* Collected data:
* START *

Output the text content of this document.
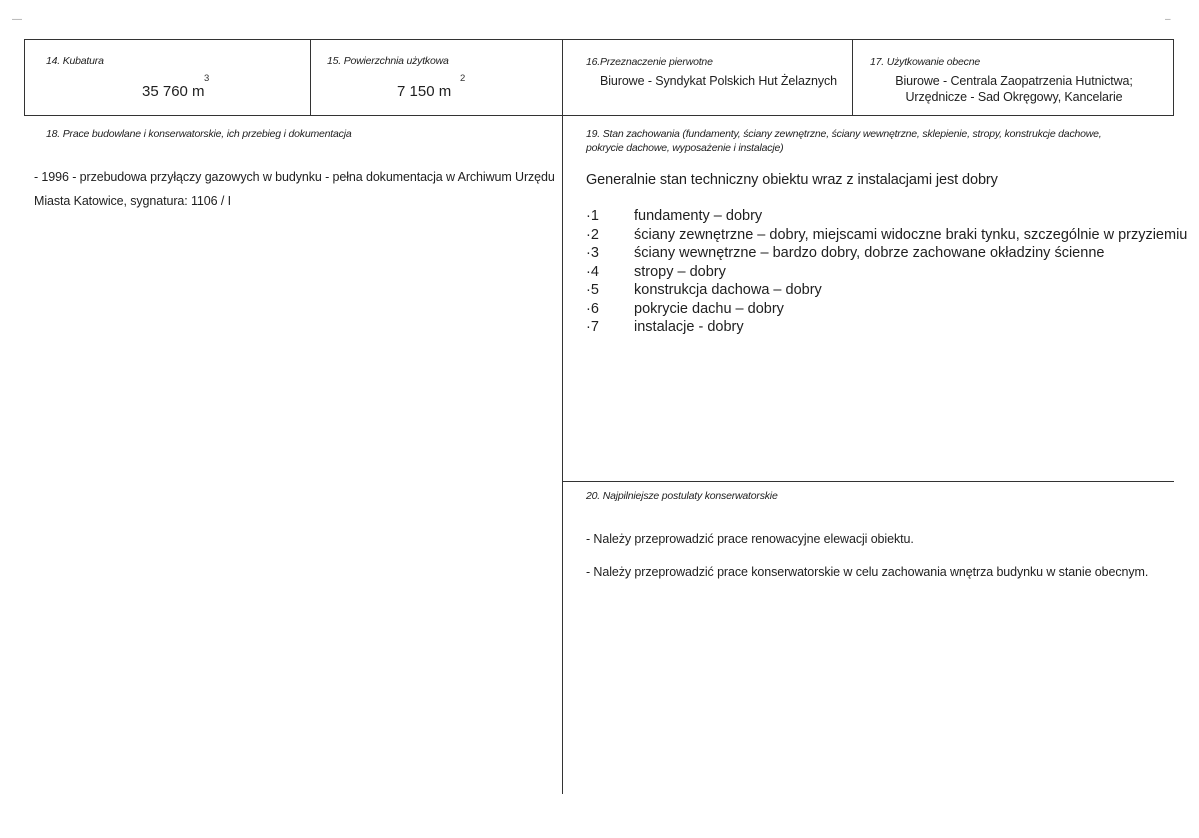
—	–
14. Kubatura
35 760 m
3
15. Powierzchnia użytkowa
7 150 m
2
16.Przeznaczenie pierwotne
Biurowe - Syndykat Polskich Hut Żelaznych
17. Użytkowanie obecne
Biurowe - Centrala Zaopatrzenia Hutnictwa;
Urzędnicze - Sad Okręgowy, Kancelarie
18. Prace budowlane i konserwatorskie, ich przebieg i dokumentacja
- 1996 - przebudowa przyłączy gazowych w budynku - pełna dokumentacja w Archiwum Urzędu
Miasta Katowice, sygnatura: 1106 / I
19. Stan zachowania (fundamenty, ściany zewnętrzne, ściany wewnętrzne, sklepienie, stropy, konstrukcje dachowe,
pokrycie dachowe, wyposażenie i instalacje)
Generalnie stan techniczny obiektu wraz z instalacjami jest dobry
·1	fundamenty – dobry
·2	ściany zewnętrzne – dobry, miejscami widoczne braki tynku, szczególnie w przyziemiu
·3	ściany wewnętrzne – bardzo dobry, dobrze zachowane okładziny ścienne
·4	stropy – dobry
·5	konstrukcja dachowa – dobry
·6	pokrycie dachu – dobry
·7	instalacje - dobry
20. Najpilniejsze postulaty konserwatorskie
- Należy przeprowadzić prace renowacyjne elewacji obiektu.
- Należy przeprowadzić prace konserwatorskie w celu zachowania wnętrza budynku w stanie obecnym.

* END *

* WHAT IS NEEDED: The pictures in the entries should be left out; output everything else exactly.

* RESULT:
Output the text content of this document.
—	–
14. Kubatura
35 760 m
3
15. Powierzchnia użytkowa
7 150 m
2
16.Przeznaczenie pierwotne
Biurowe - Syndykat Polskich Hut Żelaznych
17. Użytkowanie obecne
Biurowe - Centrala Zaopatrzenia Hutnictwa;
Urzędnicze - Sad Okręgowy, Kancelarie
18. Prace budowlane i konserwatorskie, ich przebieg i dokumentacja
- 1996 - przebudowa przyłączy gazowych w budynku - pełna dokumentacja w Archiwum Urzędu
Miasta Katowice, sygnatura: 1106 / I
19. Stan zachowania (fundamenty, ściany zewnętrzne, ściany wewnętrzne, sklepienie, stropy, konstrukcje dachowe,
pokrycie dachowe, wyposażenie i instalacje)
Generalnie stan techniczny obiektu wraz z instalacjami jest dobry
·1	fundamenty – dobry
·2	ściany zewnętrzne – dobry, miejscami widoczne braki tynku, szczególnie w przyziemiu
·3	ściany wewnętrzne – bardzo dobry, dobrze zachowane okładziny ścienne
·4	stropy – dobry
·5	konstrukcja dachowa – dobry
·6	pokrycie dachu – dobry
·7	instalacje - dobry
20. Najpilniejsze postulaty konserwatorskie
- Należy przeprowadzić prace renowacyjne elewacji obiektu.
- Należy przeprowadzić prace konserwatorskie w celu zachowania wnętrza budynku w stanie obecnym.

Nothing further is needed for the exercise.